**AVAILABLE DATA:**
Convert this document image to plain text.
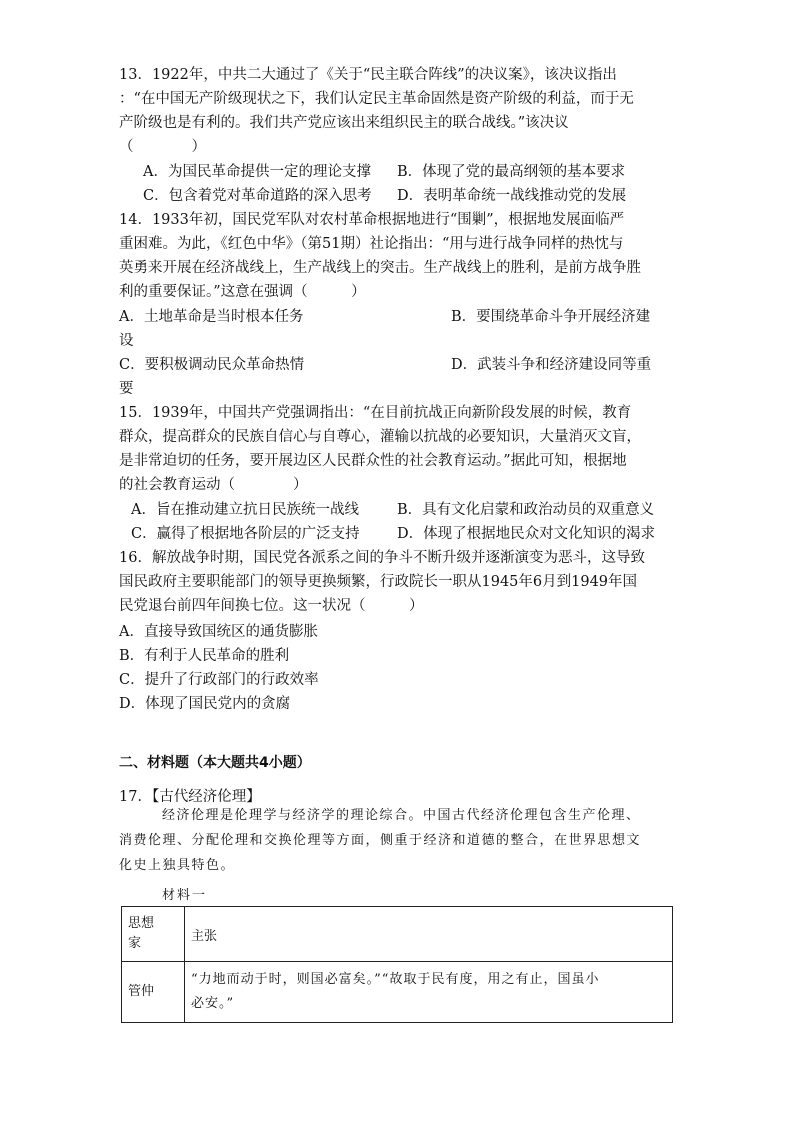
13．1922年，中共二大通过了《关于“民主联合阵线”的决议案》，该决议指出
：“在中国无产阶级现状之下，我们认定民主革命固然是资产阶级的利益，而于无
产阶级也是有利的。我们共产党应该出来组织民主的联合战线。”该决议
（　　　　）
A．为国民革命提供一定的理论支撑 B．体现了党的最高纲领的基本要求
C．包含着党对革命道路的深入思考 D．表明革命统一战线推动党的发展
14．1933年初，国民党军队对农村革命根据地进行“围剿”，根据地发展面临严
重困难。为此，《红色中华》（第51期）社论指出：“用与进行战争同样的热忱与
英勇来开展在经济战线上，生产战线上的突击。生产战线上的胜利，是前方战争胜
利的重要保证。”这意在强调（　　　）
A．土地革命是当时根本任务	B．要围绕革命斗争开展经济建
设
C．要积极调动民众革命热情	D．武装斗争和经济建设同等重
要
15．1939年，中国共产党强调指出：“在目前抗战正向新阶段发展的时候，教育
群众，提高群众的民族自信心与自尊心，灌输以抗战的必要知识，大量消灭文盲，
是非常迫切的任务，要开展边区人民群众性的社会教育运动。”据此可知，根据地
的社会教育运动（　　　　）
A．旨在推动建立抗日民族统一战线	B．具有文化启蒙和政治动员的双重意义
C．赢得了根据地各阶层的广泛支持	D．体现了根据地民众对文化知识的渴求
16．解放战争时期，国民党各派系之间的争斗不断升级并逐渐演变为恶斗，这导致
国民政府主要职能部门的领导更换频繁，行政院长一职从1945年6月到1949年国
民党退台前四年间换七位。这一状况（　　　）
A．直接导致国统区的通货膨胀
B．有利于人民革命的胜利
C．提升了行政部门的行政效率
D．体现了国民党内的贪腐
二、材料题（本大题共4小题）
17．【古代经济伦理】
经济伦理是伦理学与经济学的理论综合。中国古代经济伦理包含生产伦理、
消费伦理、分配伦理和交换伦理等方面，侧重于经济和道德的整合，在世界思想文
化史上独具特色。
材料一
思想
家	主张
管仲	“力地而动于时，则国必富矣。”“故取于民有度，用之有止，国虽小
必安。”
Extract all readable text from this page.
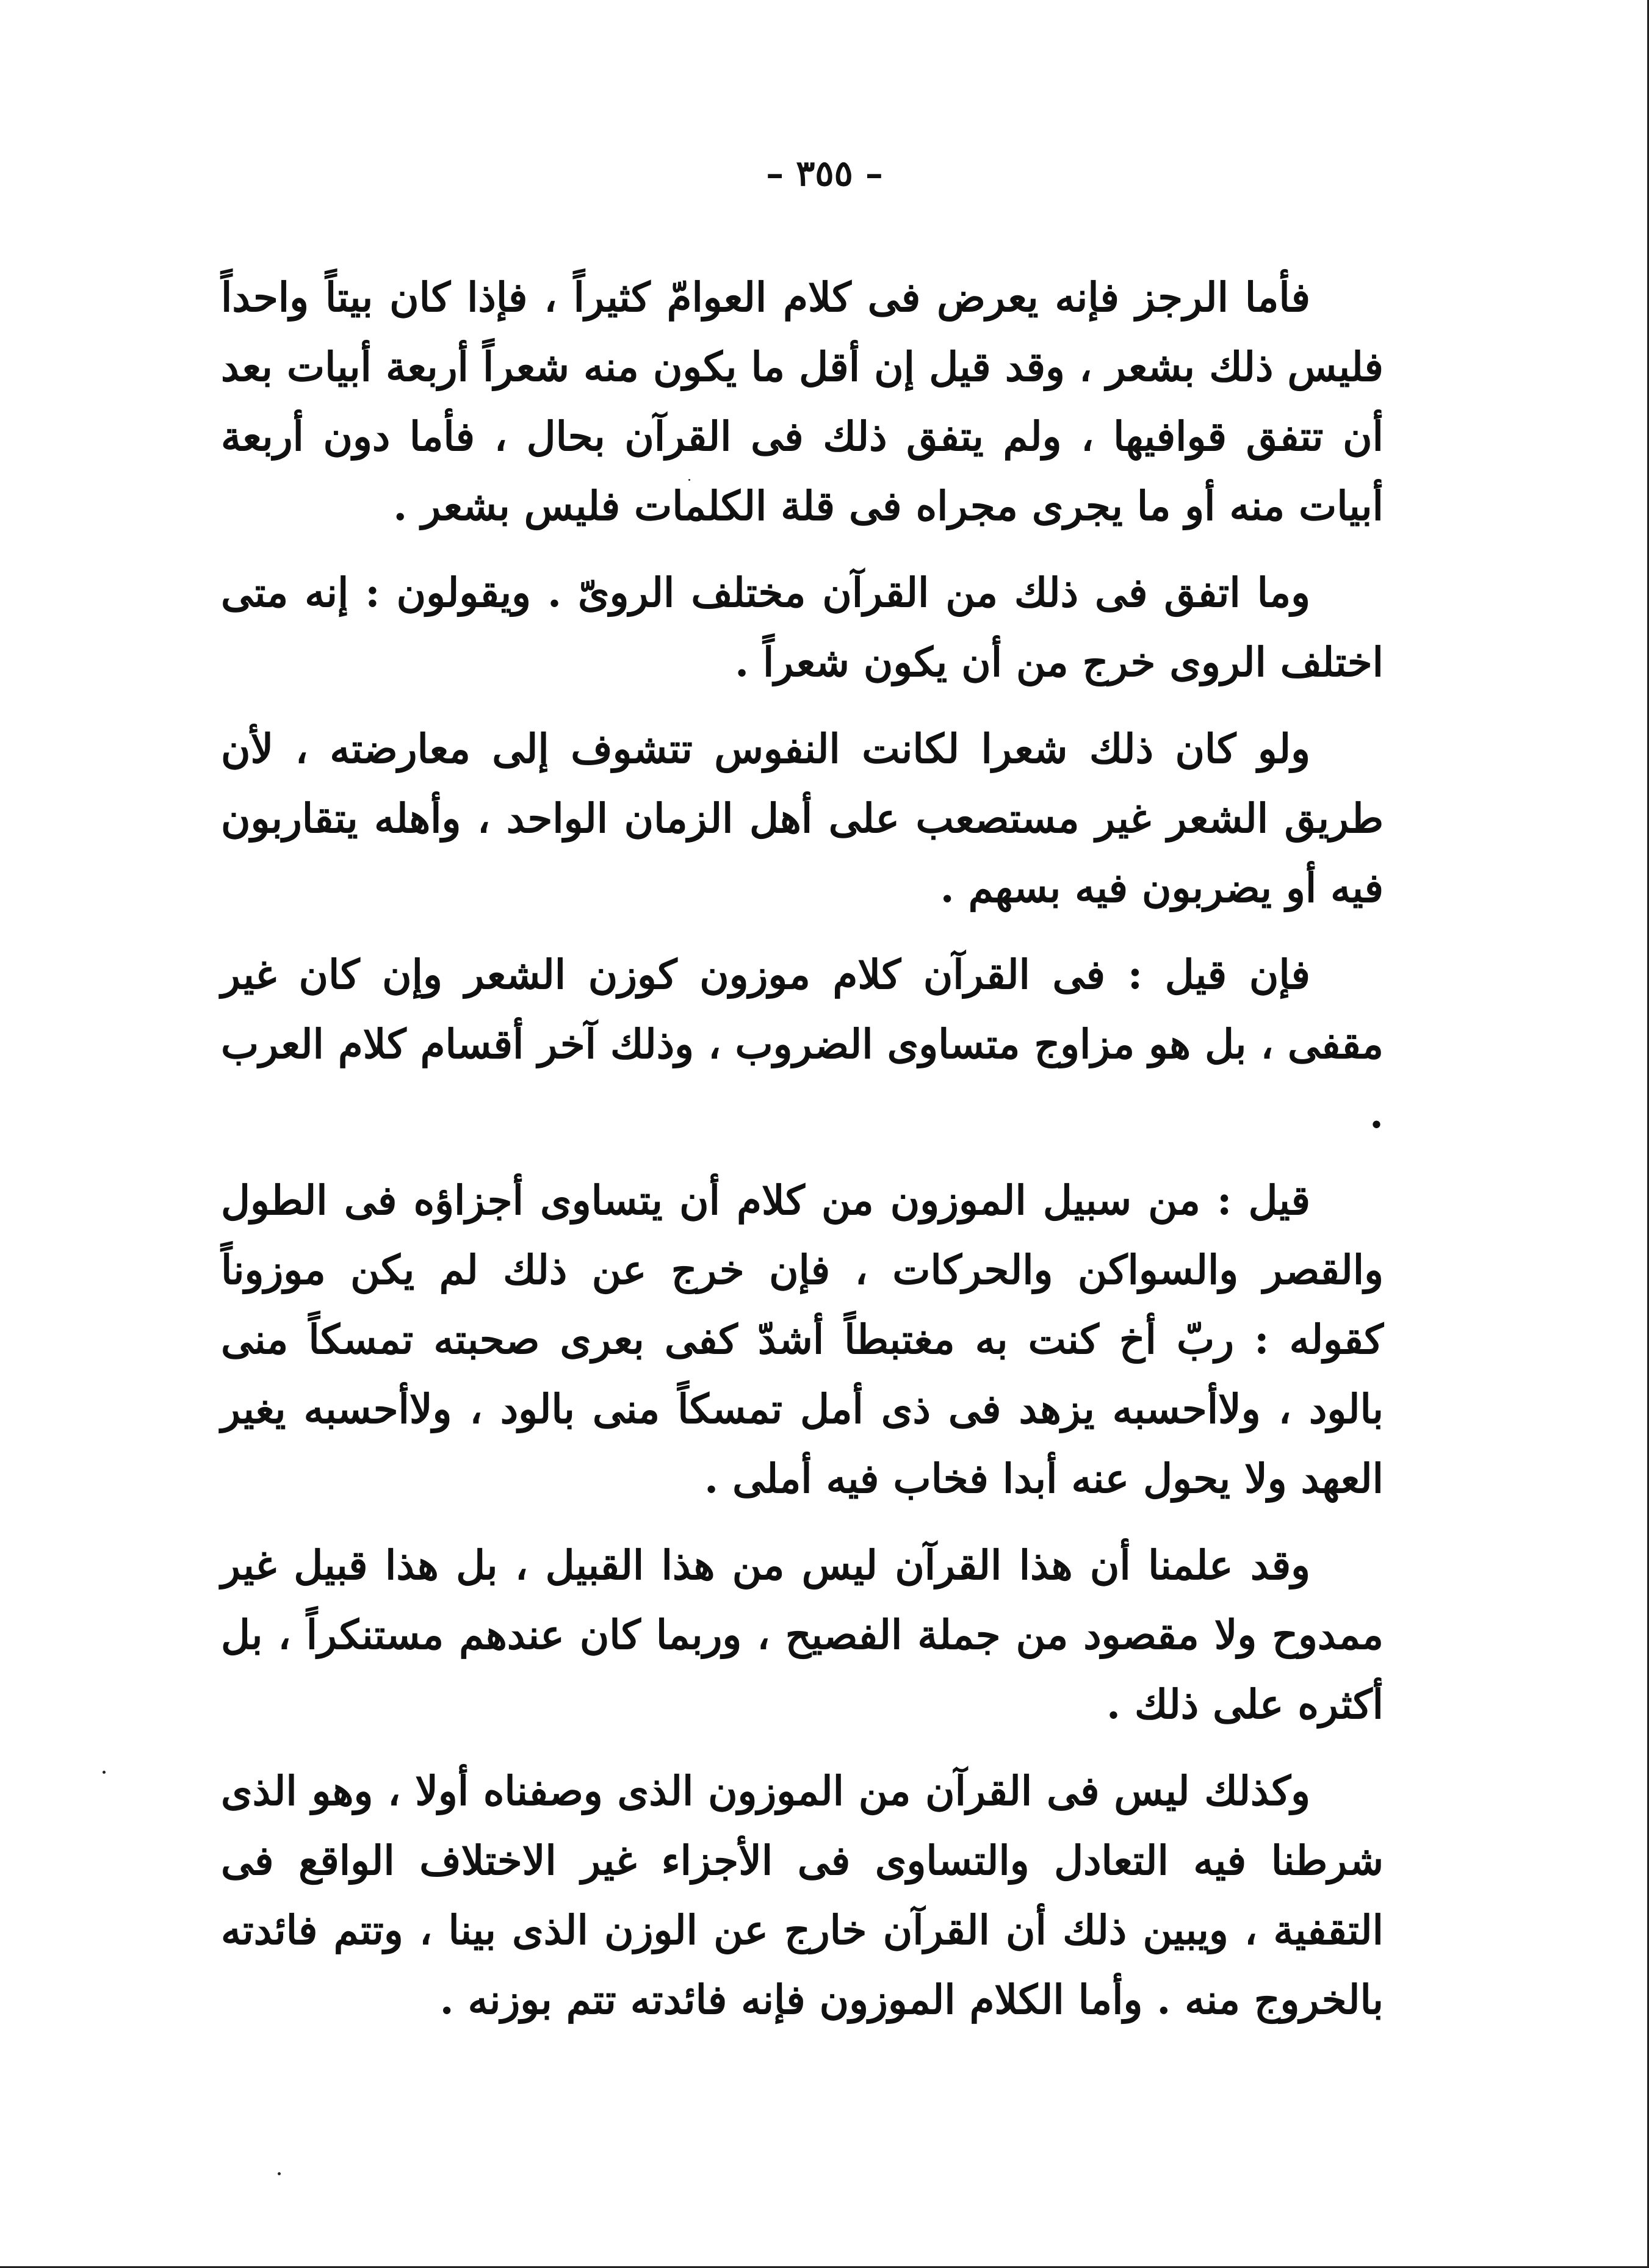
– ٣٥٥ –

فأما الرجز فإنه يعرض فى كلام العوامّ كثيراً ، فإذا كان بيتاً واحداً فليس ذلك بشعر ، وقد قيل إن أقل ما يكون منه شعراً أربعة أبيات بعد أن تتفق قوافيها ، ولم يتفق ذلك فى القرآن بحال ، فأما دون أربعة أبيات منه أو ما يجرى مجراه فى قلة الكلمات فليس بشعر .

وما اتفق فى ذلك من القرآن مختلف الروىّ . ويقولون : إنه متى اختلف الروى خرج من أن يكون شعراً .

ولو كان ذلك شعرا لكانت النفوس تتشوف إلى معارضته ، لأن طريق الشعر غير مستصعب على أهل الزمان الواحد ، وأهله يتقاربون فيه أو يضربون فيه بسهم .

فإن قيل : فى القرآن كلام موزون كوزن الشعر وإن كان غير مقفى ، بل هو مزاوج متساوى الضروب ، وذلك آخر أقسام كلام العرب .

قيل : من سبيل الموزون من كلام أن يتساوى أجزاؤه فى الطول والقصر والسواكن والحركات ، فإن خرج عن ذلك لم يكن موزوناً كقوله : ربّ أخ كنت به مغتبطاً أشدّ كفى بعرى صحبته تمسكاً منى بالود ، ولاأحسبه يزهد فى ذى أمل تمسكاً منى بالود ، ولاأحسبه يغير العهد ولا يحول عنه أبدا فخاب فيه أملى .

وقد علمنا أن هذا القرآن ليس من هذا القبيل ، بل هذا قبيل غير ممدوح ولا مقصود من جملة الفصيح ، وربما كان عندهم مستنكراً ، بل أكثره على ذلك .

وكذلك ليس فى القرآن من الموزون الذى وصفناه أولا ، وهو الذى شرطنا فيه التعادل والتساوى فى الأجزاء غير الاختلاف الواقع فى التقفية ، ويبين ذلك أن القرآن خارج عن الوزن الذى بينا ، وتتم فائدته بالخروج منه . وأما الكلام الموزون فإنه فائدته تتم بوزنه .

**REQUIRED TASK:**
Copy out all of the data word for word. Do not carry over any picture.

**RESPONSE FOR THIS EXERCISE:**
Convert this document image to plain text.
13．1922年，中共二大通过了《关于“民主联合阵线”的决议案》，该决议指出
：“在中国无产阶级现状之下，我们认定民主革命固然是资产阶级的利益，而于无
产阶级也是有利的。我们共产党应该出来组织民主的联合战线。”该决议
（　　　　）
A．为国民革命提供一定的理论支撑 B．体现了党的最高纲领的基本要求
C．包含着党对革命道路的深入思考 D．表明革命统一战线推动党的发展
14．1933年初，国民党军队对农村革命根据地进行“围剿”，根据地发展面临严
重困难。为此，《红色中华》（第51期）社论指出：“用与进行战争同样的热忱与
英勇来开展在经济战线上，生产战线上的突击。生产战线上的胜利，是前方战争胜
利的重要保证。”这意在强调（　　　）
A．土地革命是当时根本任务	B．要围绕革命斗争开展经济建
设
C．要积极调动民众革命热情	D．武装斗争和经济建设同等重
要
15．1939年，中国共产党强调指出：“在目前抗战正向新阶段发展的时候，教育
群众，提高群众的民族自信心与自尊心，灌输以抗战的必要知识，大量消灭文盲，
是非常迫切的任务，要开展边区人民群众性的社会教育运动。”据此可知，根据地
的社会教育运动（　　　　）
A．旨在推动建立抗日民族统一战线	B．具有文化启蒙和政治动员的双重意义
C．赢得了根据地各阶层的广泛支持	D．体现了根据地民众对文化知识的渴求
16．解放战争时期，国民党各派系之间的争斗不断升级并逐渐演变为恶斗，这导致
国民政府主要职能部门的领导更换频繁，行政院长一职从1945年6月到1949年国
民党退台前四年间换七位。这一状况（　　　）
A．直接导致国统区的通货膨胀
B．有利于人民革命的胜利
C．提升了行政部门的行政效率
D．体现了国民党内的贪腐
二、材料题（本大题共4小题）
17．【古代经济伦理】
经济伦理是伦理学与经济学的理论综合。中国古代经济伦理包含生产伦理、
消费伦理、分配伦理和交换伦理等方面，侧重于经济和道德的整合，在世界思想文
化史上独具特色。
材料一
思想
家	主张
管仲	“力地而动于时，则国必富矣。”“故取于民有度，用之有止，国虽小
必安。”
Extract all readable text from this page.
– ٣٥٥ –

فأما الرجز فإنه يعرض فى كلام العوامّ كثيراً ، فإذا كان بيتاً واحداً فليس ذلك بشعر ، وقد قيل إن أقل ما يكون منه شعراً أربعة أبيات بعد أن تتفق قوافيها ، ولم يتفق ذلك فى القرآن بحال ، فأما دون أربعة أبيات منه أو ما يجرى مجراه فى قلة الكلمات فليس بشعر .

وما اتفق فى ذلك من القرآن مختلف الروىّ . ويقولون : إنه متى اختلف الروى خرج من أن يكون شعراً .

ولو كان ذلك شعرا لكانت النفوس تتشوف إلى معارضته ، لأن طريق الشعر غير مستصعب على أهل الزمان الواحد ، وأهله يتقاربون فيه أو يضربون فيه بسهم .

فإن قيل : فى القرآن كلام موزون كوزن الشعر وإن كان غير مقفى ، بل هو مزاوج متساوى الضروب ، وذلك آخر أقسام كلام العرب .

قيل : من سبيل الموزون من كلام أن يتساوى أجزاؤه فى الطول والقصر والسواكن والحركات ، فإن خرج عن ذلك لم يكن موزوناً كقوله : ربّ أخ كنت به مغتبطاً أشدّ كفى بعرى صحبته تمسكاً منى بالود ، ولاأحسبه يزهد فى ذى أمل تمسكاً منى بالود ، ولاأحسبه يغير العهد ولا يحول عنه أبدا فخاب فيه أملى .

وقد علمنا أن هذا القرآن ليس من هذا القبيل ، بل هذا قبيل غير ممدوح ولا مقصود من جملة الفصيح ، وربما كان عندهم مستنكراً ، بل أكثره على ذلك .

وكذلك ليس فى القرآن من الموزون الذى وصفناه أولا ، وهو الذى شرطنا فيه التعادل والتساوى فى الأجزاء غير الاختلاف الواقع فى التقفية ، ويبين ذلك أن القرآن خارج عن الوزن الذى بينا ، وتتم فائدته بالخروج منه . وأما الكلام الموزون فإنه فائدته تتم بوزنه .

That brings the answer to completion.